Set problem: Present the following entries again, word for word and in full.

Data supplied:
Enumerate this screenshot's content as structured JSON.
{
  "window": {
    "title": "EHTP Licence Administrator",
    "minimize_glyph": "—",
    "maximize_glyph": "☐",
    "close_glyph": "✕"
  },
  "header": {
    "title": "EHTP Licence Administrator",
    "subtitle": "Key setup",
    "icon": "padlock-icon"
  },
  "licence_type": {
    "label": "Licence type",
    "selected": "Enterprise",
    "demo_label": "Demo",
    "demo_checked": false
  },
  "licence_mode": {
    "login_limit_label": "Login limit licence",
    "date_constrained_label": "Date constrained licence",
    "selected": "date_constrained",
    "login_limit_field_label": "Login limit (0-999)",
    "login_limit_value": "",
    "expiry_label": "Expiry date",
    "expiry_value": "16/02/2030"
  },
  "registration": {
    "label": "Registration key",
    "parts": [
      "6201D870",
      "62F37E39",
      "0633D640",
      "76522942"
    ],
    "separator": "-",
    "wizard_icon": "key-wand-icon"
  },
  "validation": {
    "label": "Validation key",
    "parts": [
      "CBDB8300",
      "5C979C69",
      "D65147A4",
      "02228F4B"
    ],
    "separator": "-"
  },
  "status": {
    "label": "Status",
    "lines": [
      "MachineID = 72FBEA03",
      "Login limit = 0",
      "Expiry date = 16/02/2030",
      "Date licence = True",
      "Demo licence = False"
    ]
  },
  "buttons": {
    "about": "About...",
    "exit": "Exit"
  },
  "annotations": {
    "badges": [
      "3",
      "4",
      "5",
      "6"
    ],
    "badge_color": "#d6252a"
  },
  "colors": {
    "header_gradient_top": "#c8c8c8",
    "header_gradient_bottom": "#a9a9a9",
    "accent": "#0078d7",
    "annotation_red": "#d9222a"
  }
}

Complete output:
Enumerate this screenshot's content as structured JSON.
{
  "window": {
    "title": "EHTP Licence Administrator",
    "minimize_glyph": "—",
    "maximize_glyph": "☐",
    "close_glyph": "✕"
  },
  "header": {
    "title": "EHTP Licence Administrator",
    "subtitle": "Key setup",
    "icon": "padlock-icon"
  },
  "licence_type": {
    "label": "Licence type",
    "selected": "Enterprise",
    "demo_label": "Demo",
    "demo_checked": false
  },
  "licence_mode": {
    "login_limit_label": "Login limit licence",
    "date_constrained_label": "Date constrained licence",
    "selected": "date_constrained",
    "login_limit_field_label": "Login limit (0-999)",
    "login_limit_value": "",
    "expiry_label": "Expiry date",
    "expiry_value": "16/02/2030"
  },
  "registration": {
    "label": "Registration key",
    "parts": [
      "6201D870",
      "62F37E39",
      "0633D640",
      "76522942"
    ],
    "separator": "-",
    "wizard_icon": "key-wand-icon"
  },
  "validation": {
    "label": "Validation key",
    "parts": [
      "CBDB8300",
      "5C979C69",
      "D65147A4",
      "02228F4B"
    ],
    "separator": "-"
  },
  "status": {
    "label": "Status",
    "lines": [
      "MachineID = 72FBEA03",
      "Login limit = 0",
      "Expiry date = 16/02/2030",
      "Date licence = True",
      "Demo licence = False"
    ]
  },
  "buttons": {
    "about": "About...",
    "exit": "Exit"
  },
  "annotations": {
    "badges": [
      "3",
      "4",
      "5",
      "6"
    ],
    "badge_color": "#d6252a"
  },
  "colors": {
    "header_gradient_top": "#c8c8c8",
    "header_gradient_bottom": "#a9a9a9",
    "accent": "#0078d7",
    "annotation_red": "#d9222a"
  }
}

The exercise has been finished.